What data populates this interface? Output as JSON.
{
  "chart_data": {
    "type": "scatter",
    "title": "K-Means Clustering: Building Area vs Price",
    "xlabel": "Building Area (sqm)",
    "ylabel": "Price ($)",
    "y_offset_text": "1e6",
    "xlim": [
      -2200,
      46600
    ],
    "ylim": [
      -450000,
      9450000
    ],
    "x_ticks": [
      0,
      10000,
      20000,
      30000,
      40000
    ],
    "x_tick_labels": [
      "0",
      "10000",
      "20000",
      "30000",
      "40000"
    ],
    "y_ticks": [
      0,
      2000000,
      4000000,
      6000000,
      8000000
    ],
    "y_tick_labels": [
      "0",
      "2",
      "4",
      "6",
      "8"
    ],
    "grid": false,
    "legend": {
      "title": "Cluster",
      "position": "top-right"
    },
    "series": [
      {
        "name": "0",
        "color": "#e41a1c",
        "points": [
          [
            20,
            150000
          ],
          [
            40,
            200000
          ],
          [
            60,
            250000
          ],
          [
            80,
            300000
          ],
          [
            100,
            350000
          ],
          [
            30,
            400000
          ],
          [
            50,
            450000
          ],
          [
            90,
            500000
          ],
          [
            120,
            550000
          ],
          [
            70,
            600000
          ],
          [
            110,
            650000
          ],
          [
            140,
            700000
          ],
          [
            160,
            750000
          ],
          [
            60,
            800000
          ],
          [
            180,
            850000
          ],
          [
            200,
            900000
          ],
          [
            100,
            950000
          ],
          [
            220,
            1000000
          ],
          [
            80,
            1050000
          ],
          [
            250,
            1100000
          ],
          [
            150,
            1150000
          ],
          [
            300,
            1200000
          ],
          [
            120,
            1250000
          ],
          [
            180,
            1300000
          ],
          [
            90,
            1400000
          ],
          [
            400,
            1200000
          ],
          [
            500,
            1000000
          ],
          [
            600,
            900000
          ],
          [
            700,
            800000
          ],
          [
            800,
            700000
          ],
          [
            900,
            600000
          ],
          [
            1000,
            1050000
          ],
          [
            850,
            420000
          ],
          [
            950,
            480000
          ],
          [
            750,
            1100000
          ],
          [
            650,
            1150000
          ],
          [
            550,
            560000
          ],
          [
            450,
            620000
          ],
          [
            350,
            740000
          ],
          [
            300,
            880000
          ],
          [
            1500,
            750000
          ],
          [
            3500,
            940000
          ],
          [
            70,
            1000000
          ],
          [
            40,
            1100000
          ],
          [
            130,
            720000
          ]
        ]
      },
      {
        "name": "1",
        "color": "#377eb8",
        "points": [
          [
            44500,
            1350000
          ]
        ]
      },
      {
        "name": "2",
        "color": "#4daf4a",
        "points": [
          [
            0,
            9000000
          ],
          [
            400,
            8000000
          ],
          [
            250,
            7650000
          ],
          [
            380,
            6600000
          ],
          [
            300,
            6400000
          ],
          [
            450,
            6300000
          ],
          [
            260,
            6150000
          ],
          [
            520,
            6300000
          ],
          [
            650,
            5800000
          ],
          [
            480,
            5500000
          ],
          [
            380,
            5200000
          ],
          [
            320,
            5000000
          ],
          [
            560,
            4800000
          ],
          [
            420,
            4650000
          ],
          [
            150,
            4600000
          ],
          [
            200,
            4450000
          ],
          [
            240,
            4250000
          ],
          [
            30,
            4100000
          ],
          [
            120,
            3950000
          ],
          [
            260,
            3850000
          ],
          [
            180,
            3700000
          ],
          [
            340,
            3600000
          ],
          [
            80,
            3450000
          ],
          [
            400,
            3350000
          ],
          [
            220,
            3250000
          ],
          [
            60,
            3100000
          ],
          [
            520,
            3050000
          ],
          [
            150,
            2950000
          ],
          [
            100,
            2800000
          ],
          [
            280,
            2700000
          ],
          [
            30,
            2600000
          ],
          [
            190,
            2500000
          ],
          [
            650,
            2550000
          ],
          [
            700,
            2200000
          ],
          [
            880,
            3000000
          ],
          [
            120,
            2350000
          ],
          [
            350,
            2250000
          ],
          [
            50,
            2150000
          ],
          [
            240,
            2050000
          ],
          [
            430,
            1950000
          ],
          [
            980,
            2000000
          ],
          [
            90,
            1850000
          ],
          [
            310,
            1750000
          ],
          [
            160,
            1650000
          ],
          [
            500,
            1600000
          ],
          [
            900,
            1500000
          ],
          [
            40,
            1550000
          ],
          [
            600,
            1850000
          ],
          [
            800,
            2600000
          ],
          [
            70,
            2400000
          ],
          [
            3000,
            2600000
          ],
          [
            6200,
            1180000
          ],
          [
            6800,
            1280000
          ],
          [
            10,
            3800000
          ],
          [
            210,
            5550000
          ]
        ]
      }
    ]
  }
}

■ **Written instruction**
Return the entries above exactly as they appear.

■ **Result**
What data populates this interface? Output as JSON.
{
  "chart_data": {
    "type": "scatter",
    "title": "K-Means Clustering: Building Area vs Price",
    "xlabel": "Building Area (sqm)",
    "ylabel": "Price ($)",
    "y_offset_text": "1e6",
    "xlim": [
      -2200,
      46600
    ],
    "ylim": [
      -450000,
      9450000
    ],
    "x_ticks": [
      0,
      10000,
      20000,
      30000,
      40000
    ],
    "x_tick_labels": [
      "0",
      "10000",
      "20000",
      "30000",
      "40000"
    ],
    "y_ticks": [
      0,
      2000000,
      4000000,
      6000000,
      8000000
    ],
    "y_tick_labels": [
      "0",
      "2",
      "4",
      "6",
      "8"
    ],
    "grid": false,
    "legend": {
      "title": "Cluster",
      "position": "top-right"
    },
    "series": [
      {
        "name": "0",
        "color": "#e41a1c",
        "points": [
          [
            20,
            150000
          ],
          [
            40,
            200000
          ],
          [
            60,
            250000
          ],
          [
            80,
            300000
          ],
          [
            100,
            350000
          ],
          [
            30,
            400000
          ],
          [
            50,
            450000
          ],
          [
            90,
            500000
          ],
          [
            120,
            550000
          ],
          [
            70,
            600000
          ],
          [
            110,
            650000
          ],
          [
            140,
            700000
          ],
          [
            160,
            750000
          ],
          [
            60,
            800000
          ],
          [
            180,
            850000
          ],
          [
            200,
            900000
          ],
          [
            100,
            950000
          ],
          [
            220,
            1000000
          ],
          [
            80,
            1050000
          ],
          [
            250,
            1100000
          ],
          [
            150,
            1150000
          ],
          [
            300,
            1200000
          ],
          [
            120,
            1250000
          ],
          [
            180,
            1300000
          ],
          [
            90,
            1400000
          ],
          [
            400,
            1200000
          ],
          [
            500,
            1000000
          ],
          [
            600,
            900000
          ],
          [
            700,
            800000
          ],
          [
            800,
            700000
          ],
          [
            900,
            600000
          ],
          [
            1000,
            1050000
          ],
          [
            850,
            420000
          ],
          [
            950,
            480000
          ],
          [
            750,
            1100000
          ],
          [
            650,
            1150000
          ],
          [
            550,
            560000
          ],
          [
            450,
            620000
          ],
          [
            350,
            740000
          ],
          [
            300,
            880000
          ],
          [
            1500,
            750000
          ],
          [
            3500,
            940000
          ],
          [
            70,
            1000000
          ],
          [
            40,
            1100000
          ],
          [
            130,
            720000
          ]
        ]
      },
      {
        "name": "1",
        "color": "#377eb8",
        "points": [
          [
            44500,
            1350000
          ]
        ]
      },
      {
        "name": "2",
        "color": "#4daf4a",
        "points": [
          [
            0,
            9000000
          ],
          [
            400,
            8000000
          ],
          [
            250,
            7650000
          ],
          [
            380,
            6600000
          ],
          [
            300,
            6400000
          ],
          [
            450,
            6300000
          ],
          [
            260,
            6150000
          ],
          [
            520,
            6300000
          ],
          [
            650,
            5800000
          ],
          [
            480,
            5500000
          ],
          [
            380,
            5200000
          ],
          [
            320,
            5000000
          ],
          [
            560,
            4800000
          ],
          [
            420,
            4650000
          ],
          [
            150,
            4600000
          ],
          [
            200,
            4450000
          ],
          [
            240,
            4250000
          ],
          [
            30,
            4100000
          ],
          [
            120,
            3950000
          ],
          [
            260,
            3850000
          ],
          [
            180,
            3700000
          ],
          [
            340,
            3600000
          ],
          [
            80,
            3450000
          ],
          [
            400,
            3350000
          ],
          [
            220,
            3250000
          ],
          [
            60,
            3100000
          ],
          [
            520,
            3050000
          ],
          [
            150,
            2950000
          ],
          [
            100,
            2800000
          ],
          [
            280,
            2700000
          ],
          [
            30,
            2600000
          ],
          [
            190,
            2500000
          ],
          [
            650,
            2550000
          ],
          [
            700,
            2200000
          ],
          [
            880,
            3000000
          ],
          [
            120,
            2350000
          ],
          [
            350,
            2250000
          ],
          [
            50,
            2150000
          ],
          [
            240,
            2050000
          ],
          [
            430,
            1950000
          ],
          [
            980,
            2000000
          ],
          [
            90,
            1850000
          ],
          [
            310,
            1750000
          ],
          [
            160,
            1650000
          ],
          [
            500,
            1600000
          ],
          [
            900,
            1500000
          ],
          [
            40,
            1550000
          ],
          [
            600,
            1850000
          ],
          [
            800,
            2600000
          ],
          [
            70,
            2400000
          ],
          [
            3000,
            2600000
          ],
          [
            6200,
            1180000
          ],
          [
            6800,
            1280000
          ],
          [
            10,
            3800000
          ],
          [
            210,
            5550000
          ]
        ]
      }
    ]
  }
}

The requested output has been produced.